— WORK ITEM —
Leave out the pictures and repeat everything else in the records exactly.
:: DATA ::
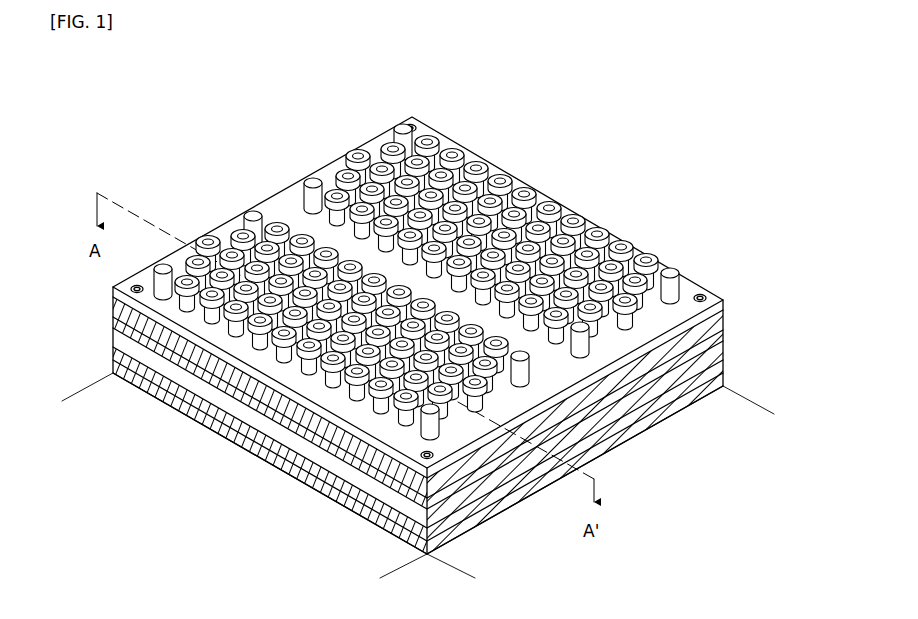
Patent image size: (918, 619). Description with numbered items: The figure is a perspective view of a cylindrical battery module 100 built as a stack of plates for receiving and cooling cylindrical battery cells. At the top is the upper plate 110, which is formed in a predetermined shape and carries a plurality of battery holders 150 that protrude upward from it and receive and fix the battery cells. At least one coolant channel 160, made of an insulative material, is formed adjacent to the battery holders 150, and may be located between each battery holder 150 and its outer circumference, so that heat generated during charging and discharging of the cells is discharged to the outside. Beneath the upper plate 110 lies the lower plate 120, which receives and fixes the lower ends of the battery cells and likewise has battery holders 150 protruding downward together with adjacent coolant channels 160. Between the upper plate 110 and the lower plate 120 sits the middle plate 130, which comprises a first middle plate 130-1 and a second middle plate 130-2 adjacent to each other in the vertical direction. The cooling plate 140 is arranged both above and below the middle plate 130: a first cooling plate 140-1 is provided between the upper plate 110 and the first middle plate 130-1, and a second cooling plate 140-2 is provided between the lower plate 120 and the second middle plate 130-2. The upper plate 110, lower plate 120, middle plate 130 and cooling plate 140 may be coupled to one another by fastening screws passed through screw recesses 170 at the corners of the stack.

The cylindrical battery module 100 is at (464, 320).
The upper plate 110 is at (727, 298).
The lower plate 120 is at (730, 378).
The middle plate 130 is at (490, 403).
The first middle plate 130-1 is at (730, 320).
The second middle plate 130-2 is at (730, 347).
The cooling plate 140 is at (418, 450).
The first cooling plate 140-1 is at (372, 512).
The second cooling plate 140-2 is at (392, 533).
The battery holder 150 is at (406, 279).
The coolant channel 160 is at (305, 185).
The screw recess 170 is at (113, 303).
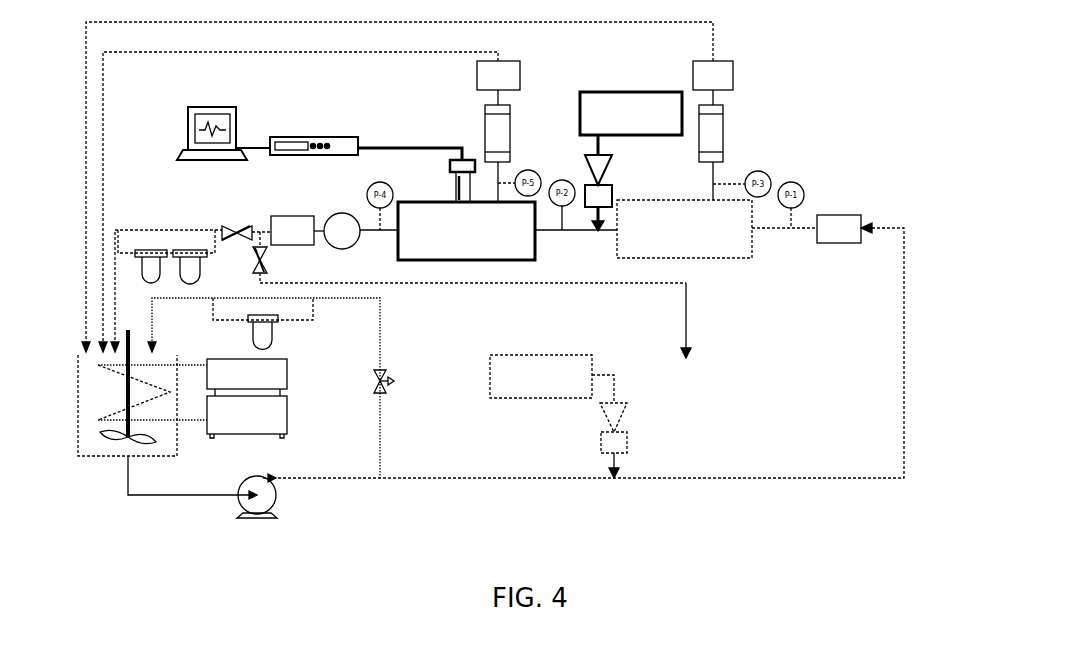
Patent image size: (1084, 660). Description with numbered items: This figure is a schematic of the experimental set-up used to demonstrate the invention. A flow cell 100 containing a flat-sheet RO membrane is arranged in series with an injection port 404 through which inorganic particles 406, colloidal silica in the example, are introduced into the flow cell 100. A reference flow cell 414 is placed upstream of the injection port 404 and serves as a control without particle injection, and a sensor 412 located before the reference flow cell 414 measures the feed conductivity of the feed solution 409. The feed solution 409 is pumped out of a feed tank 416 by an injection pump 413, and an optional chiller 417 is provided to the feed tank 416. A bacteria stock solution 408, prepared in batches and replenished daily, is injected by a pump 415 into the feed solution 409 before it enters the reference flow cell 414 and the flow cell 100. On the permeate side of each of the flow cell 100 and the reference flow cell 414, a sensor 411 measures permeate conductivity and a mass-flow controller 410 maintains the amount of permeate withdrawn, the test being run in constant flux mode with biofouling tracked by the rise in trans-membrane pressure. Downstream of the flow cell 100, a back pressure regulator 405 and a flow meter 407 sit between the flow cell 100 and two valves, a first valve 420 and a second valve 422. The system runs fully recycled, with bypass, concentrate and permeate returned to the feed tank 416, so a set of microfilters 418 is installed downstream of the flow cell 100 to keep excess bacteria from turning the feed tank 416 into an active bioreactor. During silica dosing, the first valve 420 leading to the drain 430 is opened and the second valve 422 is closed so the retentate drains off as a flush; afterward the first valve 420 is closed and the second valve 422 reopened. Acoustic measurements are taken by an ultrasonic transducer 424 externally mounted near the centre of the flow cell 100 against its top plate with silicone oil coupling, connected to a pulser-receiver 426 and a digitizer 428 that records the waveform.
:::
— FINISHED EXERCISE —
Patent image size: (918, 619). Description with numbered items: The figure is a perspective view of a cylindrical battery module 100 built as a stack of plates for receiving and cooling cylindrical battery cells. At the top is the upper plate 110, which is formed in a predetermined shape and carries a plurality of battery holders 150 that protrude upward from it and receive and fix the battery cells. At least one coolant channel 160, made of an insulative material, is formed adjacent to the battery holders 150, and may be located between each battery holder 150 and its outer circumference, so that heat generated during charging and discharging of the cells is discharged to the outside. Beneath the upper plate 110 lies the lower plate 120, which receives and fixes the lower ends of the battery cells and likewise has battery holders 150 protruding downward together with adjacent coolant channels 160. Between the upper plate 110 and the lower plate 120 sits the middle plate 130, which comprises a first middle plate 130-1 and a second middle plate 130-2 adjacent to each other in the vertical direction. The cooling plate 140 is arranged both above and below the middle plate 130: a first cooling plate 140-1 is provided between the upper plate 110 and the first middle plate 130-1, and a second cooling plate 140-2 is provided between the lower plate 120 and the second middle plate 130-2. The upper plate 110, lower plate 120, middle plate 130 and cooling plate 140 may be coupled to one another by fastening screws passed through screw recesses 170 at the corners of the stack.

The cylindrical battery module 100 is at (464, 320).
The upper plate 110 is at (727, 298).
The lower plate 120 is at (730, 378).
The middle plate 130 is at (490, 403).
The first middle plate 130-1 is at (730, 320).
The second middle plate 130-2 is at (730, 347).
The cooling plate 140 is at (418, 450).
The first cooling plate 140-1 is at (372, 512).
The second cooling plate 140-2 is at (392, 533).
The battery holder 150 is at (406, 279).
The coolant channel 160 is at (305, 185).
The screw recess 170 is at (113, 303).
Patent image size: (1084, 660). Description with numbered items: This figure is a schematic of the experimental set-up used to demonstrate the invention. A flow cell 100 containing a flat-sheet RO membrane is arranged in series with an injection port 404 through which inorganic particles 406, colloidal silica in the example, are introduced into the flow cell 100. A reference flow cell 414 is placed upstream of the injection port 404 and serves as a control without particle injection, and a sensor 412 located before the reference flow cell 414 measures the feed conductivity of the feed solution 409. The feed solution 409 is pumped out of a feed tank 416 by an injection pump 413, and an optional chiller 417 is provided to the feed tank 416. A bacteria stock solution 408, prepared in batches and replenished daily, is injected by a pump 415 into the feed solution 409 before it enters the reference flow cell 414 and the flow cell 100. On the permeate side of each of the flow cell 100 and the reference flow cell 414, a sensor 411 measures permeate conductivity and a mass-flow controller 410 maintains the amount of permeate withdrawn, the test being run in constant flux mode with biofouling tracked by the rise in trans-membrane pressure. Downstream of the flow cell 100, a back pressure regulator 405 and a flow meter 407 sit between the flow cell 100 and two valves, a first valve 420 and a second valve 422. The system runs fully recycled, with bypass, concentrate and permeate returned to the feed tank 416, so a set of microfilters 418 is installed downstream of the flow cell 100 to keep excess bacteria from turning the feed tank 416 into an active bioreactor. During silica dosing, the first valve 420 leading to the drain 430 is opened and the second valve 422 is closed so the retentate drains off as a flush; afterward the first valve 420 is closed and the second valve 422 reopened. Acoustic measurements are taken by an ultrasonic transducer 424 externally mounted near the centre of the flow cell 100 against its top plate with silicone oil coupling, connected to a pulser-receiver 426 and a digitizer 428 that records the waveform.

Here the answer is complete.